[Start Given records]
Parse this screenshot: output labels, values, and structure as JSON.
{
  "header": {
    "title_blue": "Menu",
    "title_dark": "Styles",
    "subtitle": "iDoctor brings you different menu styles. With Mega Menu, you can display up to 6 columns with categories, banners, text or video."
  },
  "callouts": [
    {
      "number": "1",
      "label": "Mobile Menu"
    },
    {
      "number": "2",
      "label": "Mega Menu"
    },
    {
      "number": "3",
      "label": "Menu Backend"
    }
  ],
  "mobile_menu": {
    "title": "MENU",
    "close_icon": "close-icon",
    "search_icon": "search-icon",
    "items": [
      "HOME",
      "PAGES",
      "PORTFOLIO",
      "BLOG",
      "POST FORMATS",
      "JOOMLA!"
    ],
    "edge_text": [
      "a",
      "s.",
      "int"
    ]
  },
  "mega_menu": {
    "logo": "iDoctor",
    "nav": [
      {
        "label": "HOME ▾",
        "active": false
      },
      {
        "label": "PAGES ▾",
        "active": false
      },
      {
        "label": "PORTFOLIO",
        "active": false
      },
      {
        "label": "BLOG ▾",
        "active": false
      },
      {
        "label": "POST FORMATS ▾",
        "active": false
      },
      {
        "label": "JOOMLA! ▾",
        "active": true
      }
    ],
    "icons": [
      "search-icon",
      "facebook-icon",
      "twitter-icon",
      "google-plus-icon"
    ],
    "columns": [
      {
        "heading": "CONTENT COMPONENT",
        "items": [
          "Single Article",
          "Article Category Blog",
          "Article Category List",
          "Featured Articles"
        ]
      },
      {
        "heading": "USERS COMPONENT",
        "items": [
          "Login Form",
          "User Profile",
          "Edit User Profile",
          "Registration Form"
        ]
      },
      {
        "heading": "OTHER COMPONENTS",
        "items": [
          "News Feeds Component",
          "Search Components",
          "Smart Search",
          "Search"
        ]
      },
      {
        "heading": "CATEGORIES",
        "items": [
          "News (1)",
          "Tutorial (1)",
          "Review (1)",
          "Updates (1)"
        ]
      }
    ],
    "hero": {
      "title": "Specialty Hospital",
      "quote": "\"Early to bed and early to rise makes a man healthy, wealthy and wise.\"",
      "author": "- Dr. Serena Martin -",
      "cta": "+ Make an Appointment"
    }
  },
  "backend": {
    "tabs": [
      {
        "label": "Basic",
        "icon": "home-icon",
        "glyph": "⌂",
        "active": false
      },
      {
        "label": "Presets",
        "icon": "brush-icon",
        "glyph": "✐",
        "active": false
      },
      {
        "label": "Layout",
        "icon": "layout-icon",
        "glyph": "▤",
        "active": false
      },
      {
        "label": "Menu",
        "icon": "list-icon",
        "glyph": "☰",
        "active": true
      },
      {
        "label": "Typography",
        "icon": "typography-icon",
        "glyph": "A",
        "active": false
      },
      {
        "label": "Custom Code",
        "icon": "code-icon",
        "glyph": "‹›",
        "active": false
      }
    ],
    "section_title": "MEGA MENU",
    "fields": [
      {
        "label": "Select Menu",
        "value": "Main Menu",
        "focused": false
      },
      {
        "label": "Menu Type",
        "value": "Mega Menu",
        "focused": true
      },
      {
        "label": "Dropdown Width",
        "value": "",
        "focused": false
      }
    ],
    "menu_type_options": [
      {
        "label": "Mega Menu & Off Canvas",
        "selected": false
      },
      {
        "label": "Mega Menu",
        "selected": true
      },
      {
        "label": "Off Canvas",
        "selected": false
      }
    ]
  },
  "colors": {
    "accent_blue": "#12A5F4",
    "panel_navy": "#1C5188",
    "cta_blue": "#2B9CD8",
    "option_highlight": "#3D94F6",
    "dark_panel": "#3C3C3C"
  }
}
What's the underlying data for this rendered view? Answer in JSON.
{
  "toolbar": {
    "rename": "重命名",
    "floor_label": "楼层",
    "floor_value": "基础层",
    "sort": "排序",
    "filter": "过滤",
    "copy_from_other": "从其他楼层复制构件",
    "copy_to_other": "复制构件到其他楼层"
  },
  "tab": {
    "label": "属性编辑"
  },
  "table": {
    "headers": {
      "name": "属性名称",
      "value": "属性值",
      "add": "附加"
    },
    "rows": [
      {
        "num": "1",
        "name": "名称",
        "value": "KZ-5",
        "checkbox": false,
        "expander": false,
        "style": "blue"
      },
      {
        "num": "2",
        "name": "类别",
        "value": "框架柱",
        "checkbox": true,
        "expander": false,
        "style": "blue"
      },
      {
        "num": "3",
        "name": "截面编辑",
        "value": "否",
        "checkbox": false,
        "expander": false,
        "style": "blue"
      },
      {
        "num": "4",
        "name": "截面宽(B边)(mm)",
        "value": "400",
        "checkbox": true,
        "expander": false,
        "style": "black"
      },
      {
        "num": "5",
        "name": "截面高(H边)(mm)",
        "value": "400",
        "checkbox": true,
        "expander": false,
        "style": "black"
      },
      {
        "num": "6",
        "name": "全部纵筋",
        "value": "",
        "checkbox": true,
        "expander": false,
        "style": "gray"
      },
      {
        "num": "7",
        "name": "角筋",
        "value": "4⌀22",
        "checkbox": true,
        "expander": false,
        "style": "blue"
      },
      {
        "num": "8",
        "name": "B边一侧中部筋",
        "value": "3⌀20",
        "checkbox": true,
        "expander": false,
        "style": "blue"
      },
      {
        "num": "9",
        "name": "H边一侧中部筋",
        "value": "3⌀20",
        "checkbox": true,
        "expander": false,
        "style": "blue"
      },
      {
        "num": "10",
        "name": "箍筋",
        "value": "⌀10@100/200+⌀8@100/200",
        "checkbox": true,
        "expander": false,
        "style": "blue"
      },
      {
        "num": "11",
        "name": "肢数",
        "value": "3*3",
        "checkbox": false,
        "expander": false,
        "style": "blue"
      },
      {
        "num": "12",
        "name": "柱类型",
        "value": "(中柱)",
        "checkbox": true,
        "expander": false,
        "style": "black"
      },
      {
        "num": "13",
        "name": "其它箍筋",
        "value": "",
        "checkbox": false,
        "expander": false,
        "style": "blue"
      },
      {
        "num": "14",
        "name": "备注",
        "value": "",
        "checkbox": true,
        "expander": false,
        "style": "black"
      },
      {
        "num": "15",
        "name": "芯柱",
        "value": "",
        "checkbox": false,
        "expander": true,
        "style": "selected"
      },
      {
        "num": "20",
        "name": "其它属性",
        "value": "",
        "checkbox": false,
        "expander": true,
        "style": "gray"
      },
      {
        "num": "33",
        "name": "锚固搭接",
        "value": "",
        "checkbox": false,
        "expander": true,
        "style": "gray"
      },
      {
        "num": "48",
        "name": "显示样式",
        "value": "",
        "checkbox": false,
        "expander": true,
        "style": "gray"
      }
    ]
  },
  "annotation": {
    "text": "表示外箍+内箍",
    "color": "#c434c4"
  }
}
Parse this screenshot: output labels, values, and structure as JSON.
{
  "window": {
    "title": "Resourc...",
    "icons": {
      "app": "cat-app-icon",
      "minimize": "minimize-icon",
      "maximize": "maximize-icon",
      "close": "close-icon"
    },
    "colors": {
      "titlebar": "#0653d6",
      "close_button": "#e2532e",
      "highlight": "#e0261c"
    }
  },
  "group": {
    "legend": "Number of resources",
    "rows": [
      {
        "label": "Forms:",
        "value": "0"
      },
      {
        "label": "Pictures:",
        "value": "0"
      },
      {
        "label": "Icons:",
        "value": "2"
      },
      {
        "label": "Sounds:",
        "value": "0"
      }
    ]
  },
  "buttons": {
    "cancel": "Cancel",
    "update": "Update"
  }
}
[End Given records]
Find the word "Category" in the material, then list each line that holds it.

Response to the exercise:
          "Article Category Blog",
          "Article Category List",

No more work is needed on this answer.